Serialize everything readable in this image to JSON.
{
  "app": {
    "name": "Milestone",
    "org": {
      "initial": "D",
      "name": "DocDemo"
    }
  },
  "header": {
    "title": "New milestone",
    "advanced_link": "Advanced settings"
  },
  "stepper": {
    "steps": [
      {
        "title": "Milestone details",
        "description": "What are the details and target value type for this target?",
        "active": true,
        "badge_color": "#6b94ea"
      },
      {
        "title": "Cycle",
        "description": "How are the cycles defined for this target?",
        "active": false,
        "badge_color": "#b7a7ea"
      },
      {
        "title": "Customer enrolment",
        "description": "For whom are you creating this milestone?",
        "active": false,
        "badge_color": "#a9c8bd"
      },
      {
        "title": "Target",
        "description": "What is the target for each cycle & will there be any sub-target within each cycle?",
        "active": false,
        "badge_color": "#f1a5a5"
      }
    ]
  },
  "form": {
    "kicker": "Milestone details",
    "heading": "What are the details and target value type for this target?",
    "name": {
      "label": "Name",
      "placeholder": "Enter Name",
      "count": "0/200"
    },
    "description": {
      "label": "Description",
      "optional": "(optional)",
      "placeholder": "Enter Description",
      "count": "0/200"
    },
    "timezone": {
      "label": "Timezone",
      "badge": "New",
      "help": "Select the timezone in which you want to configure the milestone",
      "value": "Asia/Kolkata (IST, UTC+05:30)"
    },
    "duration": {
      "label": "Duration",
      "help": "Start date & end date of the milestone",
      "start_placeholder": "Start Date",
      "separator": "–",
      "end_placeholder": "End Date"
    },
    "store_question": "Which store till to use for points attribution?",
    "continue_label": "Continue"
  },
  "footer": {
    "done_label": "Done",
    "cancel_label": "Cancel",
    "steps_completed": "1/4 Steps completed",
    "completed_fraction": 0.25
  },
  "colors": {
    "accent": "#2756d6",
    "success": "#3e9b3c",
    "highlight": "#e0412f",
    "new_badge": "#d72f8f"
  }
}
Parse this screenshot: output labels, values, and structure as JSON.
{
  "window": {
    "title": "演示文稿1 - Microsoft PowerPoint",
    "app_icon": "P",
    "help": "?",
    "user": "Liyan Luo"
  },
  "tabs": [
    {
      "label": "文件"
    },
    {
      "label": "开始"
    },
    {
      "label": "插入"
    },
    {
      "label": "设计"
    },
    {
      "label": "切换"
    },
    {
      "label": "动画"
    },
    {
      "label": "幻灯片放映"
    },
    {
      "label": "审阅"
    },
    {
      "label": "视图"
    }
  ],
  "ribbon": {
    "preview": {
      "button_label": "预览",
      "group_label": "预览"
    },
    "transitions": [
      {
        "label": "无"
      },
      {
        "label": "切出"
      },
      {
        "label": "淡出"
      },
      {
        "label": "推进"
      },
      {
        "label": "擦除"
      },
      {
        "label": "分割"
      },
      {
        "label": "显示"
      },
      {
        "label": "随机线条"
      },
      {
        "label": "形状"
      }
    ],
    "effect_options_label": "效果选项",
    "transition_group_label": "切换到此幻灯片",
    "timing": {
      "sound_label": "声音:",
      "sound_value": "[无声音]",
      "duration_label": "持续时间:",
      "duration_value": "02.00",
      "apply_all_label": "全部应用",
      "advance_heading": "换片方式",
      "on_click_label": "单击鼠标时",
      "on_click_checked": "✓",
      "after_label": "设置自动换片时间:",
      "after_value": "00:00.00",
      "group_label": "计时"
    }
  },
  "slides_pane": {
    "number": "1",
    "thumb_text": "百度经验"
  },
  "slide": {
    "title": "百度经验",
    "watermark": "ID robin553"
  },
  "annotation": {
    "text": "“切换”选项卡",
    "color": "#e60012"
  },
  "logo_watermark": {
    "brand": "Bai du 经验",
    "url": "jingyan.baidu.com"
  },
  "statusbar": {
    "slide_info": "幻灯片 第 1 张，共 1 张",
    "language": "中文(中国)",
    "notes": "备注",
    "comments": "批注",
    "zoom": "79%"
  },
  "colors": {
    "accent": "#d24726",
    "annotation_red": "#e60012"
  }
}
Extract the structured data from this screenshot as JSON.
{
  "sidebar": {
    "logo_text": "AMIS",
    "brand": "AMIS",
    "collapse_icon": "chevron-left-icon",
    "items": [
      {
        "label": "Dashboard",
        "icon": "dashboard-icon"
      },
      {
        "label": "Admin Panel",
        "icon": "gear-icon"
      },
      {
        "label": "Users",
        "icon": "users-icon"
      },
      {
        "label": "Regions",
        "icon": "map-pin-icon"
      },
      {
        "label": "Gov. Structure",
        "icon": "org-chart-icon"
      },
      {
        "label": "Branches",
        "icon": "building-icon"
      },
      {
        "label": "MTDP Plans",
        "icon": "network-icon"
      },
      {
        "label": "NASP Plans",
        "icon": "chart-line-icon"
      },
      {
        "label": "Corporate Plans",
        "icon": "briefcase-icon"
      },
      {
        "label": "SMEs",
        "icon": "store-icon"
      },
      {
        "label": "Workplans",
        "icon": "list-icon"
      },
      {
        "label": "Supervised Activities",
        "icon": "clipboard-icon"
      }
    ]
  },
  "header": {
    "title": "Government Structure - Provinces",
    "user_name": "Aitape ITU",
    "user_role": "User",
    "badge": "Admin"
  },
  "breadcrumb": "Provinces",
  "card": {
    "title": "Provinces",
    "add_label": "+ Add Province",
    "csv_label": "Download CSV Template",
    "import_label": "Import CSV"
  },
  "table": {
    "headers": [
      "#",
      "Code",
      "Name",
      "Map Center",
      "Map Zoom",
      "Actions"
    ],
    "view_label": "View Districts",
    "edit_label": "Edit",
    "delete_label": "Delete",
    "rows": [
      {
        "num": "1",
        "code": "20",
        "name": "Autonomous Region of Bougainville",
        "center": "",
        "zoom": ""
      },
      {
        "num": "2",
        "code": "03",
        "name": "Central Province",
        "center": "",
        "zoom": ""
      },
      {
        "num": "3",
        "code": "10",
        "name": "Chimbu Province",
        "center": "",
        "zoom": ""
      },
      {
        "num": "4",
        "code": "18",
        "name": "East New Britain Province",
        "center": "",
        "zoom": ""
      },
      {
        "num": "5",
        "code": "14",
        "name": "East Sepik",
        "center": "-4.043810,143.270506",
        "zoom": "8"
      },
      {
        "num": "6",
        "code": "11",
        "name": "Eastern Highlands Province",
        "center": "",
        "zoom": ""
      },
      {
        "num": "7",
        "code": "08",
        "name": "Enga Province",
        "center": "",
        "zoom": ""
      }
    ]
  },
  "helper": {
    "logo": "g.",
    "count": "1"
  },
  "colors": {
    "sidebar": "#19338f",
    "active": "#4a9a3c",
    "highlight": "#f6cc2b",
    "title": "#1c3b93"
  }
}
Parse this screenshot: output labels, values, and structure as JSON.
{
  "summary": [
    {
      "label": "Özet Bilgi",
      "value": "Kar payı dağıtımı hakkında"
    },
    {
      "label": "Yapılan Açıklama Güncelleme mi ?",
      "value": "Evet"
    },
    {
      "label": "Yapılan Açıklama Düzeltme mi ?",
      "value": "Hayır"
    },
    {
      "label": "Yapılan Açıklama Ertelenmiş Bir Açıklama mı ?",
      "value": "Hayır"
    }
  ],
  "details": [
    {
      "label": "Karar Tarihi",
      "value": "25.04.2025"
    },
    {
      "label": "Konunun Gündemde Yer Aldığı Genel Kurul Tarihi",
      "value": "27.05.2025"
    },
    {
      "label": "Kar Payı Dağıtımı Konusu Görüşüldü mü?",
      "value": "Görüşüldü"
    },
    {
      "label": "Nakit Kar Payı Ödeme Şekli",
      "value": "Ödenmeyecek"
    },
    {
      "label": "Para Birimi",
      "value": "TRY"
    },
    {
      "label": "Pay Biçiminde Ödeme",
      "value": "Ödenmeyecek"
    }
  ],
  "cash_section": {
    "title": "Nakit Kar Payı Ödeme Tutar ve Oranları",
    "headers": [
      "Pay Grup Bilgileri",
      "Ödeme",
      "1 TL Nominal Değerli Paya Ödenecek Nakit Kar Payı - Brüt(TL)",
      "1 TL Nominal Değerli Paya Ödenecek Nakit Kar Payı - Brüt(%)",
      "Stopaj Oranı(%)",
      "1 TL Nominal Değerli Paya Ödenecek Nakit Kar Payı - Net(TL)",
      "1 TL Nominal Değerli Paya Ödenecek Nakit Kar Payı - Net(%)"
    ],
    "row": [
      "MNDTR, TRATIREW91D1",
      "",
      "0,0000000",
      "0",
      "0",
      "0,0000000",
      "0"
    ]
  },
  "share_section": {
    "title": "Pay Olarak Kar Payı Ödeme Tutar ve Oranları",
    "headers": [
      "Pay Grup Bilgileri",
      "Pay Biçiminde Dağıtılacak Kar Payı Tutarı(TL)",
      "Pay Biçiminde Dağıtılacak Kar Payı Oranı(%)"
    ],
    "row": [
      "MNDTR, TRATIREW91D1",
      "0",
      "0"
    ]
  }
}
##########
Collect the lines of the records that include the string "Ödeme".

      "label": "Nakit Kar Payı Ödeme Şekli",
      "label": "Pay Biçiminde Ödeme",
    "title": "Nakit Kar Payı Ödeme Tutar ve Oranları",
      "Ödeme",
    "title": "Pay Olarak Kar Payı Ödeme Tutar ve Oranları",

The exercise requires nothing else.